### Exercise prompt
Find the word "location" in the records below. List each line containing it.

### Material for the task
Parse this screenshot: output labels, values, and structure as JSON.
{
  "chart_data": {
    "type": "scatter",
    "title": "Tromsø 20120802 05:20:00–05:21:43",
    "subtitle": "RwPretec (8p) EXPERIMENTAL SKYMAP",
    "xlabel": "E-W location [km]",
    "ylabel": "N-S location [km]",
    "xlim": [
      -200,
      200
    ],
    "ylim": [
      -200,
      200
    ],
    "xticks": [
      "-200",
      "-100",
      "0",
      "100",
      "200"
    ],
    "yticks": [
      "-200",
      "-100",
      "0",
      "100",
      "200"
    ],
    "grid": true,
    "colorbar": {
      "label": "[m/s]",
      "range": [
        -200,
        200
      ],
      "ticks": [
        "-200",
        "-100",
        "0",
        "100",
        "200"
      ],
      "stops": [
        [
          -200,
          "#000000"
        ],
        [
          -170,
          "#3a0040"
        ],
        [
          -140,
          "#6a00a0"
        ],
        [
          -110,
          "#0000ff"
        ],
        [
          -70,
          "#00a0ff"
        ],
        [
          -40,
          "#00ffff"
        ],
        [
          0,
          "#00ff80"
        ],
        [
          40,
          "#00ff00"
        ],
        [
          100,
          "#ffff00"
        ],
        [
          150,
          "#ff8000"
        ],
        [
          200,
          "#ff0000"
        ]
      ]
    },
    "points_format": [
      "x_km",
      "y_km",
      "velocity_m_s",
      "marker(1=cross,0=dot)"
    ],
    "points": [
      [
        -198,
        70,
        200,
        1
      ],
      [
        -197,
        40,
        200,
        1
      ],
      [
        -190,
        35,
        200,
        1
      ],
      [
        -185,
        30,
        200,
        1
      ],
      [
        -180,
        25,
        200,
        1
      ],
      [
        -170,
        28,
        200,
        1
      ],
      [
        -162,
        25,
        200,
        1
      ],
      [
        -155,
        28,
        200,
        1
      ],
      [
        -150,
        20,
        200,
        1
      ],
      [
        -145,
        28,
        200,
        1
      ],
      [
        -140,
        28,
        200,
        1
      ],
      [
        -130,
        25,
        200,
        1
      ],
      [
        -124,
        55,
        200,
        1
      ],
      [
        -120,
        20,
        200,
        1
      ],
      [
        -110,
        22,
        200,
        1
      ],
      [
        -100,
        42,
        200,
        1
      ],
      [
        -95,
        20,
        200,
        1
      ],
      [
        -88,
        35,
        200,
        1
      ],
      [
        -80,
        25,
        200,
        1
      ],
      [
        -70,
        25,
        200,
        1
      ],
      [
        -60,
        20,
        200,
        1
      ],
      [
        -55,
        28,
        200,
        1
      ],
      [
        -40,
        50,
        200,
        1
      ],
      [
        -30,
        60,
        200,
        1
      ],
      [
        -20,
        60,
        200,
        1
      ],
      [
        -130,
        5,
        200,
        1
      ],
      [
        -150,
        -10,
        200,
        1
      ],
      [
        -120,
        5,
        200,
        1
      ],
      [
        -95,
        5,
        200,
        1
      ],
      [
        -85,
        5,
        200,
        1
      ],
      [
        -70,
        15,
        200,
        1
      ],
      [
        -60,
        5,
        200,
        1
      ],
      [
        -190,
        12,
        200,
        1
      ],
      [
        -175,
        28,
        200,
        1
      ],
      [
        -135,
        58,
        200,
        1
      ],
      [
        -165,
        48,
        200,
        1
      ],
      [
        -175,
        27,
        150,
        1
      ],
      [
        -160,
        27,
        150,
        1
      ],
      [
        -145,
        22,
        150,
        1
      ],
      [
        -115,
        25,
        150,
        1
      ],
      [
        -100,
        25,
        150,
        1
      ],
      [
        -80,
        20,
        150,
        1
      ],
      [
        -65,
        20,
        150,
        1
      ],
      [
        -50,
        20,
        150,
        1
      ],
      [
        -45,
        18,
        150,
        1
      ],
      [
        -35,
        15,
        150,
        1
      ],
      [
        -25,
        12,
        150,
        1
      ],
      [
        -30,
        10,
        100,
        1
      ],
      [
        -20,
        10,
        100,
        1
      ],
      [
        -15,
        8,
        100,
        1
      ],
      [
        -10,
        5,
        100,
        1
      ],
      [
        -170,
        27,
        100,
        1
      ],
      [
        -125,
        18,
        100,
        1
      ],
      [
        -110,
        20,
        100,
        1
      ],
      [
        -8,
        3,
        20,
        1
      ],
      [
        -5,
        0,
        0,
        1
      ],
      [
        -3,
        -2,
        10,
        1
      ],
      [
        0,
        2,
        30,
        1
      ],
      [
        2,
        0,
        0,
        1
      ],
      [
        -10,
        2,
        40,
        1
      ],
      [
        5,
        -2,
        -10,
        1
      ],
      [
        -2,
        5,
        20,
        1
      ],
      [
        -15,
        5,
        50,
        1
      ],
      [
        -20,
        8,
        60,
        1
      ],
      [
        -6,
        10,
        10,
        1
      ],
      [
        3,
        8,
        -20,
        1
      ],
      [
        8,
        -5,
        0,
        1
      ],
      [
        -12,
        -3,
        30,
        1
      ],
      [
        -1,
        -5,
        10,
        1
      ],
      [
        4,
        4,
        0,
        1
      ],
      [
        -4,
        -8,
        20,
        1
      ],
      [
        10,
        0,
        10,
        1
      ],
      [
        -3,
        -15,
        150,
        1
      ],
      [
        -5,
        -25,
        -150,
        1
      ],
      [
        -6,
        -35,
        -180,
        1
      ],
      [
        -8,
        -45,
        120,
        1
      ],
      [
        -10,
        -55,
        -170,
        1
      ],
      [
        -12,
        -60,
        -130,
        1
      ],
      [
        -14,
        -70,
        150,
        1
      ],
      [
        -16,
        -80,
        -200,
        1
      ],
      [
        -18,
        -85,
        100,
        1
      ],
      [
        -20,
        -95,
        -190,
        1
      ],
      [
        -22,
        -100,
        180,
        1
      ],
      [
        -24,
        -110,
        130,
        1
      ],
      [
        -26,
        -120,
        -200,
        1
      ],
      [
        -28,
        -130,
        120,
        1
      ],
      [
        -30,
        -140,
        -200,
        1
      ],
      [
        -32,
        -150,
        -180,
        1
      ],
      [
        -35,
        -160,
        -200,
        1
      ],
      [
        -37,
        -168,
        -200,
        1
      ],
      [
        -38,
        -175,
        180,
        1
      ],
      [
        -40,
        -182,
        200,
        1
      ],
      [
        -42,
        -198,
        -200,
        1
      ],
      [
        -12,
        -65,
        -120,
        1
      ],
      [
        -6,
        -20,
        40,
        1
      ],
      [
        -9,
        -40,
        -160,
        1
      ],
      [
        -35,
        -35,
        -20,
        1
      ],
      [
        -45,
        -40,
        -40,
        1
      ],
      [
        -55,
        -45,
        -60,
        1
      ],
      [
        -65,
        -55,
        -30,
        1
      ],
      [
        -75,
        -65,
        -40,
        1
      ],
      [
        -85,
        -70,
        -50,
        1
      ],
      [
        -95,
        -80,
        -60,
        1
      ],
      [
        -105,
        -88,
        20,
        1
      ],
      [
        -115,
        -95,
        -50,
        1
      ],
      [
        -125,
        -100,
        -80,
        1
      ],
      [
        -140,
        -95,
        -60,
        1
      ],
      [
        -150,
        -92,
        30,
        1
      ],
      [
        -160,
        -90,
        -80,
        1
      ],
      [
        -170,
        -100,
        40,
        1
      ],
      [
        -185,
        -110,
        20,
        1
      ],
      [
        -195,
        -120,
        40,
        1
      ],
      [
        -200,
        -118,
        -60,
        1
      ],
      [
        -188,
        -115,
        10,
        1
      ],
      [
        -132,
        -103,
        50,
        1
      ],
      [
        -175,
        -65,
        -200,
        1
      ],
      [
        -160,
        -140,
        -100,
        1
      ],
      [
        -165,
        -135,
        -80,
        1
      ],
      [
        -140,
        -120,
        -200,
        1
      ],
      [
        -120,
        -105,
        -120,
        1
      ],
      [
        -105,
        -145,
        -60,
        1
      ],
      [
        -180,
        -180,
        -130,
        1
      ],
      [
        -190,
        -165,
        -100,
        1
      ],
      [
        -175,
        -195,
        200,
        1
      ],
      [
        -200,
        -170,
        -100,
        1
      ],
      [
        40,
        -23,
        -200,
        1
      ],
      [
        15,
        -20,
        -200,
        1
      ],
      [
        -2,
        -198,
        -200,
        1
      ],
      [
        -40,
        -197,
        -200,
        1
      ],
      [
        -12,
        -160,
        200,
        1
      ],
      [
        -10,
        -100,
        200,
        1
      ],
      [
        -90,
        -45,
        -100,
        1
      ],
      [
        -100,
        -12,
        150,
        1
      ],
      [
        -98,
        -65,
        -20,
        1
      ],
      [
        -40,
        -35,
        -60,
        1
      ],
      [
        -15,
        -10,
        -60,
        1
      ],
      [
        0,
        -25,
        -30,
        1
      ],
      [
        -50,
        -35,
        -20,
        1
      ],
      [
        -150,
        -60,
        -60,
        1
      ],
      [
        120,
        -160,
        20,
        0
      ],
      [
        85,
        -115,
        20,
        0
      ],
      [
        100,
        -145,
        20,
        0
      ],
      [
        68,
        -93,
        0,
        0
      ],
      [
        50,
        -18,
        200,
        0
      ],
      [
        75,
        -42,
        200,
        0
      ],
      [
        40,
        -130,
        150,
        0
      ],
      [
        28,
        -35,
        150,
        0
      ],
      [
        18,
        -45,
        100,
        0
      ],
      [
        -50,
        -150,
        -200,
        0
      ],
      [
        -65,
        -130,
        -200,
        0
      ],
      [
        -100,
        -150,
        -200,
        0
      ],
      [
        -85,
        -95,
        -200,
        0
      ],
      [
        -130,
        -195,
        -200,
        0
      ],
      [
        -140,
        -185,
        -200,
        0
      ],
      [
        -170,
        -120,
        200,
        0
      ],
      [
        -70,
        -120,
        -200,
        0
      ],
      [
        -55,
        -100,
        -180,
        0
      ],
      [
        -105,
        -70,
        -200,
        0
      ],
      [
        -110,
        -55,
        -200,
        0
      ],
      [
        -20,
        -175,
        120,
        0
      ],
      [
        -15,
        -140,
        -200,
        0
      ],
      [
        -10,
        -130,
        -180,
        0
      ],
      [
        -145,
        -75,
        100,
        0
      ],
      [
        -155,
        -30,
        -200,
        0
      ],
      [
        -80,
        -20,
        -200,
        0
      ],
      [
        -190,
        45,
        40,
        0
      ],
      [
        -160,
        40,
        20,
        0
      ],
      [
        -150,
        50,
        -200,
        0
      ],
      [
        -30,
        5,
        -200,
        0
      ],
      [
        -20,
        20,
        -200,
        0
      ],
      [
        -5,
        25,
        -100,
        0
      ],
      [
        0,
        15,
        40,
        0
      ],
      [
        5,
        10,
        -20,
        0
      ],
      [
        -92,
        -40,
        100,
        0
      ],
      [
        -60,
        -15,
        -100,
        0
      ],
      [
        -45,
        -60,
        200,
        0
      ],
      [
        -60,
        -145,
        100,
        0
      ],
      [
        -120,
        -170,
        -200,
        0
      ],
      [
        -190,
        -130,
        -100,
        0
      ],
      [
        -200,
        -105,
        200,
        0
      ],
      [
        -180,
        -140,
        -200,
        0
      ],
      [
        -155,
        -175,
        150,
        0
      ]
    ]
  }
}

### The response
    "xlabel": "E-W location [km]",
    "ylabel": "N-S location [km]",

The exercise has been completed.